▶ **WHAT IS NEEDED**
Reproduce word for word everything from the first line down through the line containing "footer-region-paren: (fus): [170, 1128, 200, 1145]".
-=-=-=-=-
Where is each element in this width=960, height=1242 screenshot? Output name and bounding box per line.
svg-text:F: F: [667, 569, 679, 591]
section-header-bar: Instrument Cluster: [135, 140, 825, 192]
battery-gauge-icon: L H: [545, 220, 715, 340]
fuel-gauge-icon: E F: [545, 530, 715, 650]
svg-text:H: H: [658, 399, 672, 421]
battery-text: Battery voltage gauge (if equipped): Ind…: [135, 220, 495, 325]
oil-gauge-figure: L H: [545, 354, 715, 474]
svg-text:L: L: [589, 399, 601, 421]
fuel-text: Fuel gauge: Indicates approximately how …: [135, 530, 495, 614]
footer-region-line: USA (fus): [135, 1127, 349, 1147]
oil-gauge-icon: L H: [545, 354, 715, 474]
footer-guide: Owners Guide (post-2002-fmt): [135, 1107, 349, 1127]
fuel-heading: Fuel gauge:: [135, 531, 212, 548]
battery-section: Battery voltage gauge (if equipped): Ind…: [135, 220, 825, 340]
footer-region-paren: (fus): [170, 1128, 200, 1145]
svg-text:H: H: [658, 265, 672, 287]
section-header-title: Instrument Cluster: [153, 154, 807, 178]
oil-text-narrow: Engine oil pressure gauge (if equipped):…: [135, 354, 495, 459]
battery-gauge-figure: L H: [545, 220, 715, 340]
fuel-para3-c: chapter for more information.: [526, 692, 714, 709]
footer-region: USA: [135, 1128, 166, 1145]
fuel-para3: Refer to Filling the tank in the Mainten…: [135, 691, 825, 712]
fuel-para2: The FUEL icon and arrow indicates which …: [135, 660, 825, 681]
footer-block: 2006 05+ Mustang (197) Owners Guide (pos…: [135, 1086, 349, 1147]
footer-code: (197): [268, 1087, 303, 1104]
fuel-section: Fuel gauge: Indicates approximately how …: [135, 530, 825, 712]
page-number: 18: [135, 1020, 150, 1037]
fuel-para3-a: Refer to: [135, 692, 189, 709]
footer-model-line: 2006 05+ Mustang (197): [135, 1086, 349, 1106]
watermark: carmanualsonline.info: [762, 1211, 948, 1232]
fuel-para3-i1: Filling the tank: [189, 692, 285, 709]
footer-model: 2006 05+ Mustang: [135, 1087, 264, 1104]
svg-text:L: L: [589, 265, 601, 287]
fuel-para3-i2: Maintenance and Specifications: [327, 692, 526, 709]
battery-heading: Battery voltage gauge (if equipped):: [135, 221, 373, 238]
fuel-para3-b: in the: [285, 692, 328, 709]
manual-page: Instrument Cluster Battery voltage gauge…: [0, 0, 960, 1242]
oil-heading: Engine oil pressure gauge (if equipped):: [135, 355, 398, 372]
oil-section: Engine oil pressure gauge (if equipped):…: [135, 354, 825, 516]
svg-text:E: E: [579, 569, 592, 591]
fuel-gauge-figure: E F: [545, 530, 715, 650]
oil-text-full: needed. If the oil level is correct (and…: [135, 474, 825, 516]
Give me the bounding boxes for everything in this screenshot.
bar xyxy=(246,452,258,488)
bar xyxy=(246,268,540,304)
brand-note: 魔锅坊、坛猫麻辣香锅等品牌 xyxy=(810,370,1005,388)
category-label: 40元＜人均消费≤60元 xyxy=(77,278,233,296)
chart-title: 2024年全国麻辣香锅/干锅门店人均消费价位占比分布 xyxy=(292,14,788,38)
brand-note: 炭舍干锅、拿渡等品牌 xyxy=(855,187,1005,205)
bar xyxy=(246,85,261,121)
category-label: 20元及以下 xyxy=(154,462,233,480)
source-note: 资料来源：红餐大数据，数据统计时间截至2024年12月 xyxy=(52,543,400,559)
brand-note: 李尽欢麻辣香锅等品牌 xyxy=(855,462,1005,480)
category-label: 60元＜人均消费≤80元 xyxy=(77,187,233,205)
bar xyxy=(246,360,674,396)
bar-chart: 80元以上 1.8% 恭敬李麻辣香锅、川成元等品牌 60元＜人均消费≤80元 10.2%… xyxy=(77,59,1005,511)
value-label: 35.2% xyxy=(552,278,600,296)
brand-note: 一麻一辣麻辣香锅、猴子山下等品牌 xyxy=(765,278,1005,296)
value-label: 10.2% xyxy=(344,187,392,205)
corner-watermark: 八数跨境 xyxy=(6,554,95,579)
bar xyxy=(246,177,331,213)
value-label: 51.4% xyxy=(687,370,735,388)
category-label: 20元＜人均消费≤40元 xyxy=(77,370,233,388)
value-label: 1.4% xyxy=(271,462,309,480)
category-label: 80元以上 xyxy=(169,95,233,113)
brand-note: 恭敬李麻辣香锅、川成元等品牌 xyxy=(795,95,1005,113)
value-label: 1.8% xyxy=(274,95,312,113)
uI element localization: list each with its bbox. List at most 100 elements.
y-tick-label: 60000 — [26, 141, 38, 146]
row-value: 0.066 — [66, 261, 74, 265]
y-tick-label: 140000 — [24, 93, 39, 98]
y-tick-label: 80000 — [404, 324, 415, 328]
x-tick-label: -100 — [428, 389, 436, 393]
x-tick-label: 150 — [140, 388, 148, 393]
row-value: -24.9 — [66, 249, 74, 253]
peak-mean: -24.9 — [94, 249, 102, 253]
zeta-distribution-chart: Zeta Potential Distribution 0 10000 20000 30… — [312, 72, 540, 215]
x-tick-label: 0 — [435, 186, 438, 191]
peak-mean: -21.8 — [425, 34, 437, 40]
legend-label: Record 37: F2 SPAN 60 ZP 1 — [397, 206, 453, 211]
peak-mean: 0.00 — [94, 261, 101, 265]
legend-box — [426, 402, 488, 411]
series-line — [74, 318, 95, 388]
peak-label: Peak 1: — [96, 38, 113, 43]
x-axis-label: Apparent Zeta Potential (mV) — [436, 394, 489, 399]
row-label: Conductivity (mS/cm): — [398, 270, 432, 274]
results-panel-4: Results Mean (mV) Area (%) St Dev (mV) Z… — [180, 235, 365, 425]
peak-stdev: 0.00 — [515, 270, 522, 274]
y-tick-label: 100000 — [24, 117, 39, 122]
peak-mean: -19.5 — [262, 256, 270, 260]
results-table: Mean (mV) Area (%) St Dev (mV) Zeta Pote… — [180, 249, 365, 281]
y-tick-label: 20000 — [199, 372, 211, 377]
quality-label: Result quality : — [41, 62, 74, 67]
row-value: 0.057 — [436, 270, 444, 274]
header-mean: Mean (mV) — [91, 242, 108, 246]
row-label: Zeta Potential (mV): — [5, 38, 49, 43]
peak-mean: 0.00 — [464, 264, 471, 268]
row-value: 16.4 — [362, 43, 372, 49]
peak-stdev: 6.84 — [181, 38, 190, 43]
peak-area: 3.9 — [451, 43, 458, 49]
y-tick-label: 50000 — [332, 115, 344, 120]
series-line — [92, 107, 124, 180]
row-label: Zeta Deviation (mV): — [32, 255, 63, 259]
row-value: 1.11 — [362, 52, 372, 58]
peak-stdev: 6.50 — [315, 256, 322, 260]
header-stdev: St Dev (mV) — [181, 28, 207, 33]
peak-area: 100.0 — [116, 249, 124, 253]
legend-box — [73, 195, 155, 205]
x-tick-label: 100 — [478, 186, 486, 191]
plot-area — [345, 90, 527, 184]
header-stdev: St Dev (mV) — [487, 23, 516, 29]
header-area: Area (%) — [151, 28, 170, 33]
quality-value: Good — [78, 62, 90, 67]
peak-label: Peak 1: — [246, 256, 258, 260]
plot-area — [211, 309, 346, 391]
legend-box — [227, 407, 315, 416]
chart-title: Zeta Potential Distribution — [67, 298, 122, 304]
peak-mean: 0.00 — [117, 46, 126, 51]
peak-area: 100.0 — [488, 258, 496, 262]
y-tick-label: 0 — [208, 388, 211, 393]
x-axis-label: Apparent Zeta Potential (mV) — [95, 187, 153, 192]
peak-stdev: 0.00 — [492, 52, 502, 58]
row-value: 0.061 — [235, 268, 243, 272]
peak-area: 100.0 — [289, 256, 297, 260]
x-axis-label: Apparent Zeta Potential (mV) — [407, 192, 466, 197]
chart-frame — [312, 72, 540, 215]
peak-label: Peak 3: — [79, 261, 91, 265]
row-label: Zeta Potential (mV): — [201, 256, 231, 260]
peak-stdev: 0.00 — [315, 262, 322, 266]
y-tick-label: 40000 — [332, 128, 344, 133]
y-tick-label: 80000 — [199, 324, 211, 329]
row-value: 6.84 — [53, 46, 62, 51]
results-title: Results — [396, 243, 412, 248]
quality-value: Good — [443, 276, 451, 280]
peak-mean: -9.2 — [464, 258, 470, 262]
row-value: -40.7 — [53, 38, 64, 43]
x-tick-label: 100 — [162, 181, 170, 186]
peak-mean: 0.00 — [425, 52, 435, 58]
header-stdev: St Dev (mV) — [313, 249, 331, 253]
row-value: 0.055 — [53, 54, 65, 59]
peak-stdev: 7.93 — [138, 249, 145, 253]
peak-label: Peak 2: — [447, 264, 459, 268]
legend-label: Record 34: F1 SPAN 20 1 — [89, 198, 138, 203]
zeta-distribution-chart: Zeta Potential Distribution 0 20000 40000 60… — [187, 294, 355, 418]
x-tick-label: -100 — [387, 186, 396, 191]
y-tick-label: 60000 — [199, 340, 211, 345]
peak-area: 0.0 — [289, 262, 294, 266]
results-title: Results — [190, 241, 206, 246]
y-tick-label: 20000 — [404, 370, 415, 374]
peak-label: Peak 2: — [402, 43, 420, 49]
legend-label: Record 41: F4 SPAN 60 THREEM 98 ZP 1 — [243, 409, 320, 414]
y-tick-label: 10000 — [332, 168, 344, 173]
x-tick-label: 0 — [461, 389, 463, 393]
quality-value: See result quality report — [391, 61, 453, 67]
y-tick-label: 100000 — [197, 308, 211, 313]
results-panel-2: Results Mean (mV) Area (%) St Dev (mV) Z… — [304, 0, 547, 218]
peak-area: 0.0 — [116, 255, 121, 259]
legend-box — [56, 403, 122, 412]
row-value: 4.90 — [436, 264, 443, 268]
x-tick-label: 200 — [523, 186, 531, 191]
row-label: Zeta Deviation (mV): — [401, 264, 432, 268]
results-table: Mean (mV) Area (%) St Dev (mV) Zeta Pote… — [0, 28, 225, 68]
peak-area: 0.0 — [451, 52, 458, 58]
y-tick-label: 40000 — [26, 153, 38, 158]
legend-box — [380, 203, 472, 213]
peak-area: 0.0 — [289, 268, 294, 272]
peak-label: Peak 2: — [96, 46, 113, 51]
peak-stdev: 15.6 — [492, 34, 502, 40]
-=-=-=-=-
▶ **SOLUTION TO THE EXERCISE**
Where is each element in this width=960, height=1242 screenshot? Output name and bounding box per line.
svg-text:F: F: [667, 569, 679, 591]
section-header-bar: Instrument Cluster: [135, 140, 825, 192]
battery-gauge-icon: L H: [545, 220, 715, 340]
fuel-gauge-icon: E F: [545, 530, 715, 650]
svg-text:H: H: [658, 399, 672, 421]
battery-text: Battery voltage gauge (if equipped): Ind…: [135, 220, 495, 325]
oil-gauge-figure: L H: [545, 354, 715, 474]
svg-text:L: L: [589, 399, 601, 421]
fuel-text: Fuel gauge: Indicates approximately how …: [135, 530, 495, 614]
footer-region-line: USA (fus): [135, 1127, 349, 1147]
oil-gauge-icon: L H: [545, 354, 715, 474]
footer-guide: Owners Guide (post-2002-fmt): [135, 1107, 349, 1127]
fuel-heading: Fuel gauge:: [135, 531, 212, 548]
battery-section: Battery voltage gauge (if equipped): Ind…: [135, 220, 825, 340]
footer-region-paren: (fus): [170, 1128, 200, 1145]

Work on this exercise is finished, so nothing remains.